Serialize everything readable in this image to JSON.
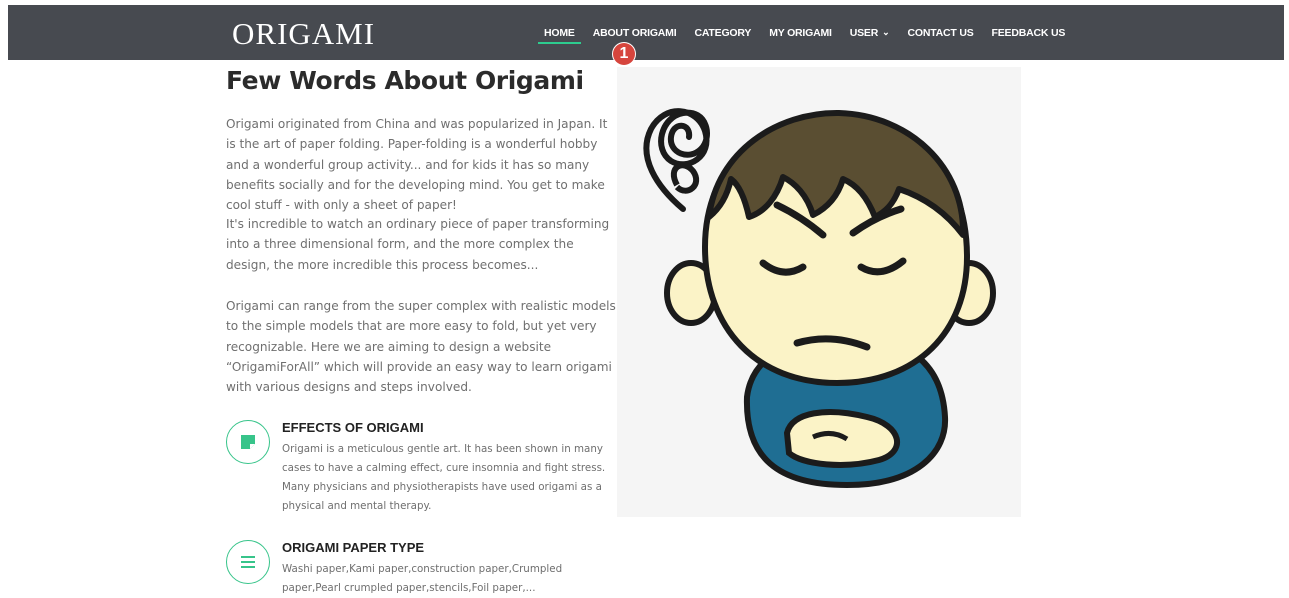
{
  "header": {
    "logo": "ORIGAMI",
    "nav": [
      {
        "label": "HOME",
        "active": true
      },
      {
        "label": "ABOUT ORIGAMI"
      },
      {
        "label": "CATEGORY"
      },
      {
        "label": "MY ORIGAMI"
      },
      {
        "label": "USER",
        "has_dropdown": true
      },
      {
        "label": "CONTACT US"
      },
      {
        "label": "FEEDBACK US"
      }
    ],
    "annotation_marker": "1"
  },
  "main": {
    "title": "Few Words About Origami",
    "paragraphs": [
      "Origami originated from China and was popularized in Japan. It is the art of paper folding. Paper-folding is a wonderful hobby and a wonderful group activity... and for kids it has so many benefits socially and for the developing mind. You get to make cool stuff - with only a sheet of paper!",
      "It's incredible to watch an ordinary piece of paper transforming into a three dimensional form, and the more complex the design, the more incredible this process becomes...",
      "Origami can range from the super complex with realistic models to the simple models that are more easy to fold, but yet very recognizable. Here we are aiming to design a website “OrigamiForAll” which will provide an easy way to learn origami with various designs and steps involved."
    ],
    "features": [
      {
        "icon": "note-icon",
        "title": "EFFECTS OF ORIGAMI",
        "text": "Origami is a meticulous gentle art. It has been shown in many cases to have a calming effect, cure insomnia and fight stress. Many physicians and physiotherapists have used origami as a physical and mental therapy."
      },
      {
        "icon": "menu-lines-icon",
        "title": "ORIGAMI PAPER TYPE",
        "text": "Washi paper,Kami paper,construction paper,Crumpled paper,Pearl crumpled paper,stencils,Foil paper,..."
      }
    ]
  },
  "colors": {
    "navbar": "#474a50",
    "accent": "#2dcc8f",
    "marker": "#d6453d",
    "hair": "#5a4e32",
    "skin": "#fbf3c7",
    "shirt": "#1f6e93"
  }
}
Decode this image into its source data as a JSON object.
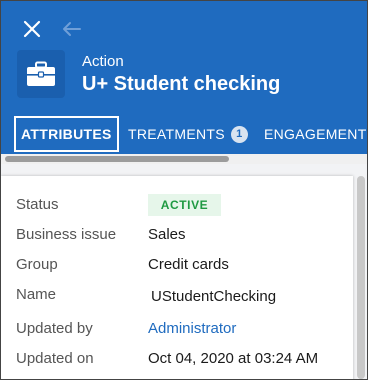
{
  "header": {
    "object_type": "Action",
    "title": "U+ Student checking",
    "background_color": "#1f6bbf",
    "icons": {
      "close": "close-icon",
      "back": "arrow-left-icon",
      "object": "briefcase-icon"
    }
  },
  "tabs": [
    {
      "label": "ATTRIBUTES",
      "active": true
    },
    {
      "label": "TREATMENTS",
      "badge": "1"
    },
    {
      "label": "ENGAGEMENT"
    }
  ],
  "attributes": {
    "status": {
      "label": "Status",
      "value": "ACTIVE",
      "color": "#1f9a42"
    },
    "business_issue": {
      "label": "Business issue",
      "value": "Sales"
    },
    "group": {
      "label": "Group",
      "value": "Credit cards"
    },
    "name": {
      "label": "Name",
      "value": "UStudentChecking"
    },
    "updated_by": {
      "label": "Updated by",
      "value": "Administrator"
    },
    "updated_on": {
      "label": "Updated on",
      "value": "Oct 04, 2020 at 03:24 AM"
    }
  }
}
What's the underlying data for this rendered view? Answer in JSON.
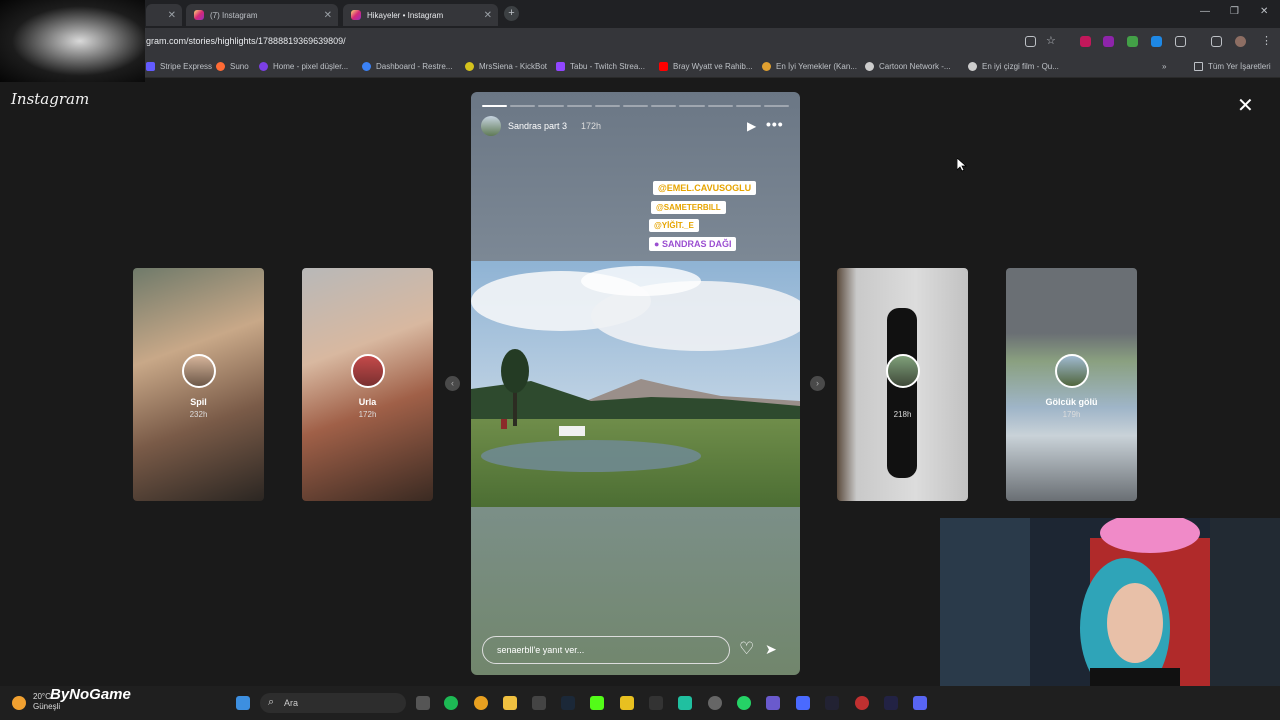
{
  "browser": {
    "tabs": [
      {
        "label": ""
      },
      {
        "label": "(7) Instagram"
      },
      {
        "label": "Hikayeler • Instagram"
      }
    ],
    "url": "gram.com/stories/highlights/17888819369639809/",
    "bookmarks": [
      {
        "label": "Stripe Express",
        "color": "#635bff"
      },
      {
        "label": "Suno",
        "color": "#ff6b35"
      },
      {
        "label": "Home - pixel düşler...",
        "color": "#7b3fe4"
      },
      {
        "label": "Dashboard - Restre...",
        "color": "#3b82f6"
      },
      {
        "label": "MrsSiena - KickBot",
        "color": "#d4c21c"
      },
      {
        "label": "Tabu - Twitch Strea...",
        "color": "#9146ff"
      },
      {
        "label": "Bray Wyatt ve Rahib...",
        "color": "#ff0000"
      },
      {
        "label": "En İyi Yemekler (Kan...",
        "color": "#e0a030"
      },
      {
        "label": "Cartoon Network -...",
        "color": "#cccccc"
      },
      {
        "label": "En iyi çizgi film - Qu...",
        "color": "#cccccc"
      }
    ],
    "bookmarks_all": "Tüm Yer İşaretleri"
  },
  "instagram": {
    "logo": "Instagram",
    "story": {
      "username": "Sandras part 3",
      "time": "172h",
      "progress_segments": 11,
      "progress_done": 1,
      "tags": [
        "@EMEL.CAVUSOGLU",
        "@SAMETERBILL",
        "@YİĞİT._E",
        "SANDRAS DAĞI"
      ],
      "reply_placeholder": "senaerbll'e yanıt ver..."
    },
    "side_stories": [
      {
        "label": "Spil",
        "time": "232h"
      },
      {
        "label": "Urla",
        "time": "172h"
      },
      {
        "label": "",
        "time": "218h"
      },
      {
        "label": "Gölcük gölü",
        "time": "179h"
      }
    ]
  },
  "taskbar": {
    "weather_temp": "20°C",
    "weather_desc": "Güneşli",
    "brand": "ByNoGame",
    "search_placeholder": "Ara"
  }
}
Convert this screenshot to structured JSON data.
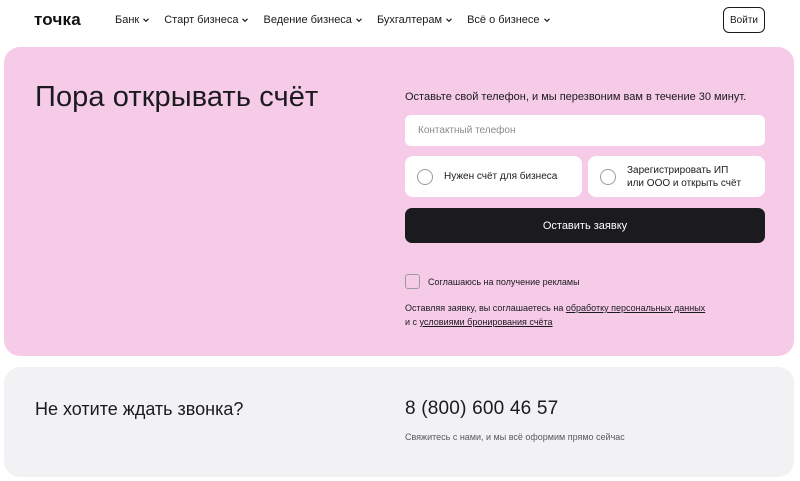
{
  "header": {
    "logo": "точка",
    "nav": [
      {
        "label": "Банк"
      },
      {
        "label": "Старт бизнеса"
      },
      {
        "label": "Ведение бизнеса"
      },
      {
        "label": "Бухгалтерам"
      },
      {
        "label": "Всё о бизнесе"
      }
    ],
    "login_label": "Войти"
  },
  "hero": {
    "title": "Пора открывать счёт",
    "form_hint": "Оставьте свой телефон, и мы перезвоним вам в течение 30 минут.",
    "phone_placeholder": "Контактный телефон",
    "options": [
      {
        "label": "Нужен счёт для бизнеса"
      },
      {
        "label_line1": "Зарегистрировать ИП",
        "label_line2": "или ООО и открыть счёт"
      }
    ],
    "submit_label": "Оставить заявку",
    "consent_label": "Соглашаюсь на получение рекламы",
    "legal": {
      "line1_prefix": "Оставляя заявку, вы соглашаетесь на ",
      "link1": "обработку персональных данных",
      "line2_prefix": "и с ",
      "link2": "условиями бронирования счёта"
    }
  },
  "callback": {
    "title": "Не хотите ждать звонка?",
    "phone": "8 (800) 600 46 57",
    "subtitle": "Свяжитесь с нами, и мы всё оформим прямо сейчас"
  },
  "colors": {
    "pink": "#f6cbe7",
    "grey": "#f2f1f4",
    "dark": "#1b1a1f"
  }
}
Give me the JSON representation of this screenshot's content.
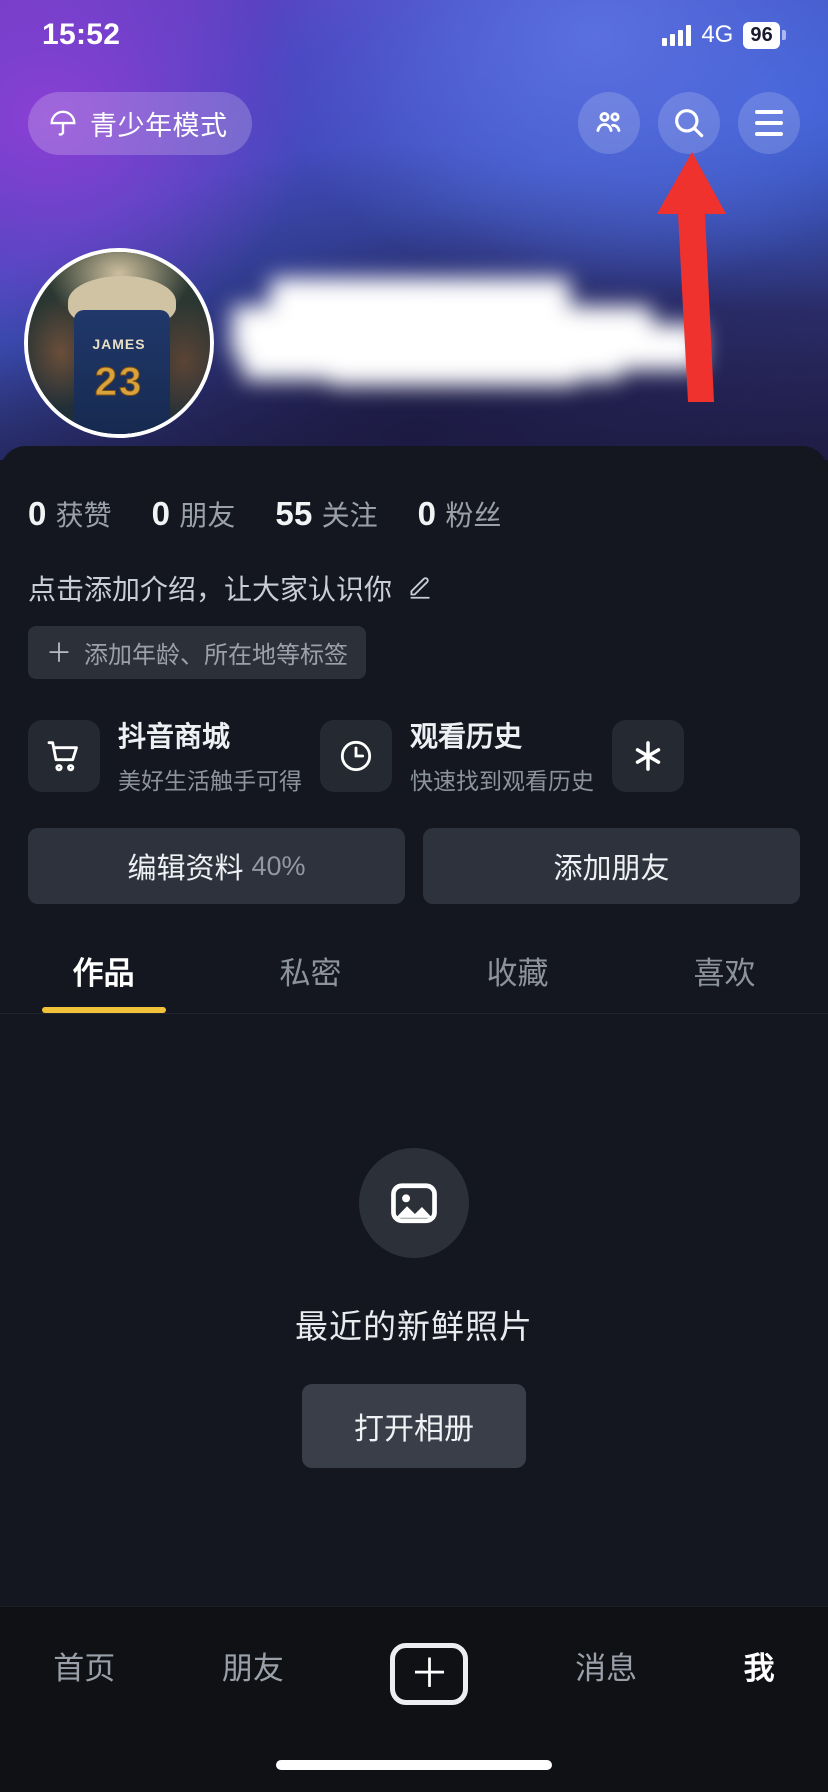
{
  "status_bar": {
    "time": "15:52",
    "network": "4G",
    "battery": "96",
    "signal_icon": "cellular-signal-icon",
    "battery_icon": "battery-icon"
  },
  "top_bar": {
    "teen_mode": {
      "label": "青少年模式",
      "icon": "umbrella-icon"
    },
    "actions": [
      {
        "name": "friends-icon",
        "label": ""
      },
      {
        "name": "search-icon",
        "label": ""
      },
      {
        "name": "menu-icon",
        "label": ""
      }
    ]
  },
  "annotation": {
    "arrow_color": "#f0322e",
    "target": "menu-icon"
  },
  "profile": {
    "avatar_alt": "JAMES 23 basketball jersey photo",
    "avatar_jersey_name": "JAMES",
    "avatar_jersey_number": "23",
    "display_name_blurred": true,
    "stats": [
      {
        "value": "0",
        "label": "获赞"
      },
      {
        "value": "0",
        "label": "朋友"
      },
      {
        "value": "55",
        "label": "关注"
      },
      {
        "value": "0",
        "label": "粉丝"
      }
    ],
    "bio_placeholder": "点击添加介绍，让大家认识你",
    "bio_edit_icon": "pencil-icon",
    "tag_add": {
      "plus": "＋",
      "label": "添加年龄、所在地等标签"
    }
  },
  "shortcuts": [
    {
      "icon": "shopping-cart-icon",
      "title": "抖音商城",
      "subtitle": "美好生活触手可得"
    },
    {
      "icon": "clock-icon",
      "title": "观看历史",
      "subtitle": "快速找到观看历史"
    },
    {
      "icon": "douyin-star-icon",
      "title": "",
      "subtitle": ""
    }
  ],
  "actions": {
    "edit_profile": {
      "label": "编辑资料",
      "percent": "40%"
    },
    "add_friend": {
      "label": "添加朋友"
    }
  },
  "tabs": [
    {
      "label": "作品",
      "active": true
    },
    {
      "label": "私密",
      "active": false
    },
    {
      "label": "收藏",
      "active": false
    },
    {
      "label": "喜欢",
      "active": false
    }
  ],
  "empty_state": {
    "icon": "image-placeholder-icon",
    "title": "最近的新鲜照片",
    "button": "打开相册"
  },
  "bottom_nav": [
    {
      "label": "首页",
      "active": false
    },
    {
      "label": "朋友",
      "active": false
    },
    {
      "label": "＋",
      "active": false,
      "is_plus": true
    },
    {
      "label": "消息",
      "active": false
    },
    {
      "label": "我",
      "active": true
    }
  ],
  "colors": {
    "accent_yellow": "#f3c23b",
    "background": "#14171f",
    "tabbar": "#101114",
    "annotation_red": "#f0322e"
  }
}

::::

Of all the lines above, how many contain the word "time"? Answer with only the number.

6